[Rows from a dataset]
****

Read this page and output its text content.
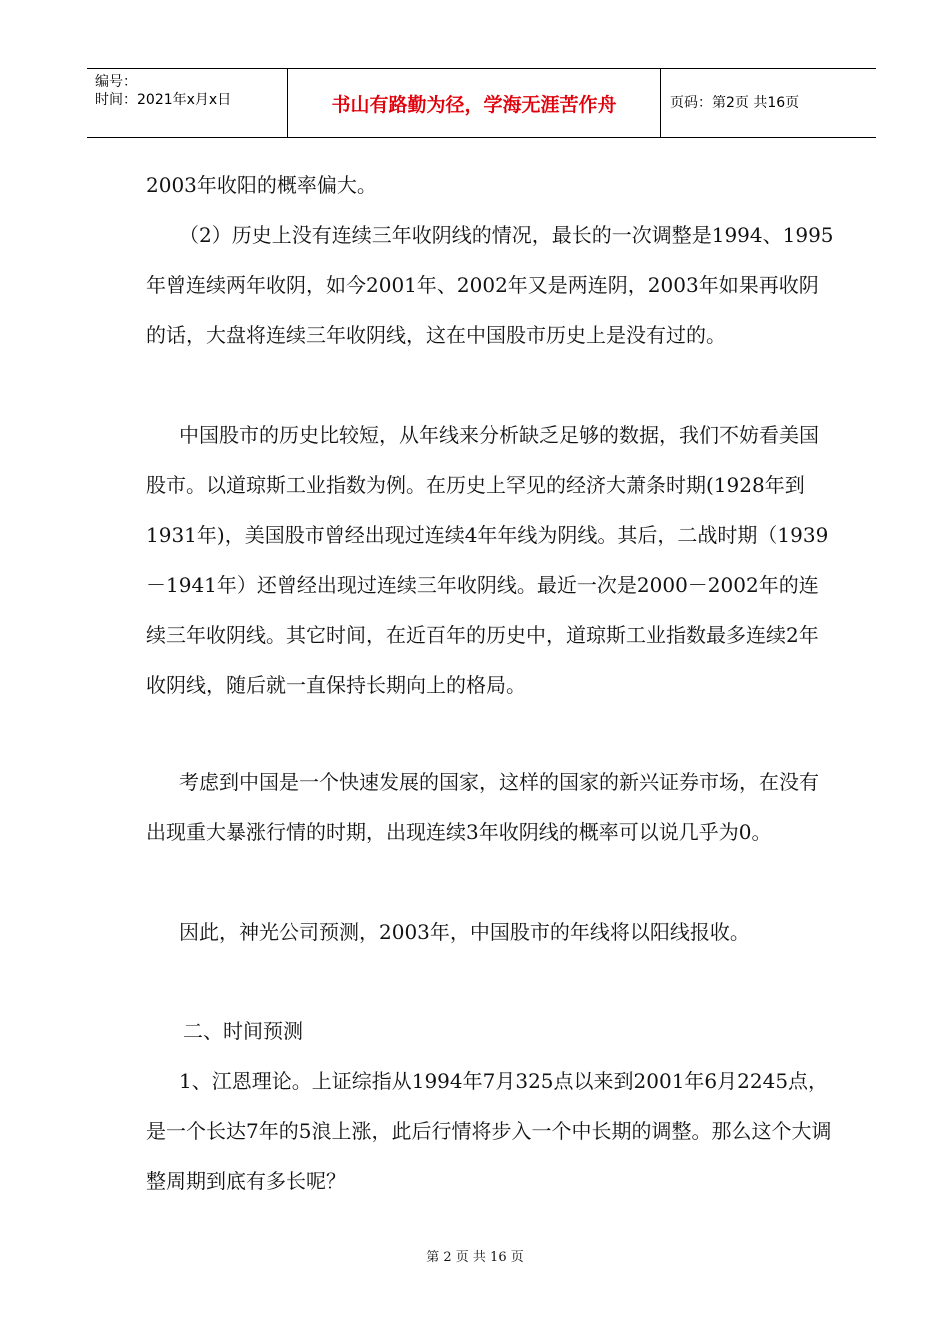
编号：
时间：2021年x月x日	书山有路勤为径，学海无涯苦作舟	页码：第2页 共16页

2003年收阳的概率偏大。

（2）历史上没有连续三年收阴线的情况，最长的一次调整是1994、1995年曾连续两年收阴，如今2001年、2002年又是两连阴，2003年如果再收阴的话，大盘将连续三年收阴线，这在中国股市历史上是没有过的。

中国股市的历史比较短，从年线来分析缺乏足够的数据，我们不妨看美国股市。以道琼斯工业指数为例。在历史上罕见的经济大萧条时期(1928年到1931年)，美国股市曾经出现过连续4年年线为阴线。其后，二战时期（1939－1941年）还曾经出现过连续三年收阴线。最近一次是2000－2002年的连续三年收阴线。其它时间，在近百年的历史中，道琼斯工业指数最多连续2年收阴线，随后就一直保持长期向上的格局。

考虑到中国是一个快速发展的国家，这样的国家的新兴证券市场，在没有出现重大暴涨行情的时期，出现连续3年收阴线的概率可以说几乎为0。

因此，神光公司预测，2003年，中国股市的年线将以阳线报收。

二、时间预测

1、江恩理论。上证综指从1994年7月325点以来到2001年6月2245点，是一个长达7年的5浪上涨，此后行情将步入一个中长期的调整。那么这个大调整周期到底有多长呢？

第 2 页 共 16 页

****

TASK PROMPT: Pictures are excluded; copy all other data exactly as shown.

THE RESULT:
Read this page and output its text content.
编号：
时间：2021年x月x日	书山有路勤为径，学海无涯苦作舟	页码：第2页 共16页

2003年收阳的概率偏大。

（2）历史上没有连续三年收阴线的情况，最长的一次调整是1994、1995年曾连续两年收阴，如今2001年、2002年又是两连阴，2003年如果再收阴的话，大盘将连续三年收阴线，这在中国股市历史上是没有过的。

中国股市的历史比较短，从年线来分析缺乏足够的数据，我们不妨看美国股市。以道琼斯工业指数为例。在历史上罕见的经济大萧条时期(1928年到1931年)，美国股市曾经出现过连续4年年线为阴线。其后，二战时期（1939－1941年）还曾经出现过连续三年收阴线。最近一次是2000－2002年的连续三年收阴线。其它时间，在近百年的历史中，道琼斯工业指数最多连续2年收阴线，随后就一直保持长期向上的格局。

考虑到中国是一个快速发展的国家，这样的国家的新兴证券市场，在没有出现重大暴涨行情的时期，出现连续3年收阴线的概率可以说几乎为0。

因此，神光公司预测，2003年，中国股市的年线将以阳线报收。

二、时间预测

1、江恩理论。上证综指从1994年7月325点以来到2001年6月2245点，是一个长达7年的5浪上涨，此后行情将步入一个中长期的调整。那么这个大调整周期到底有多长呢？

第 2 页 共 16 页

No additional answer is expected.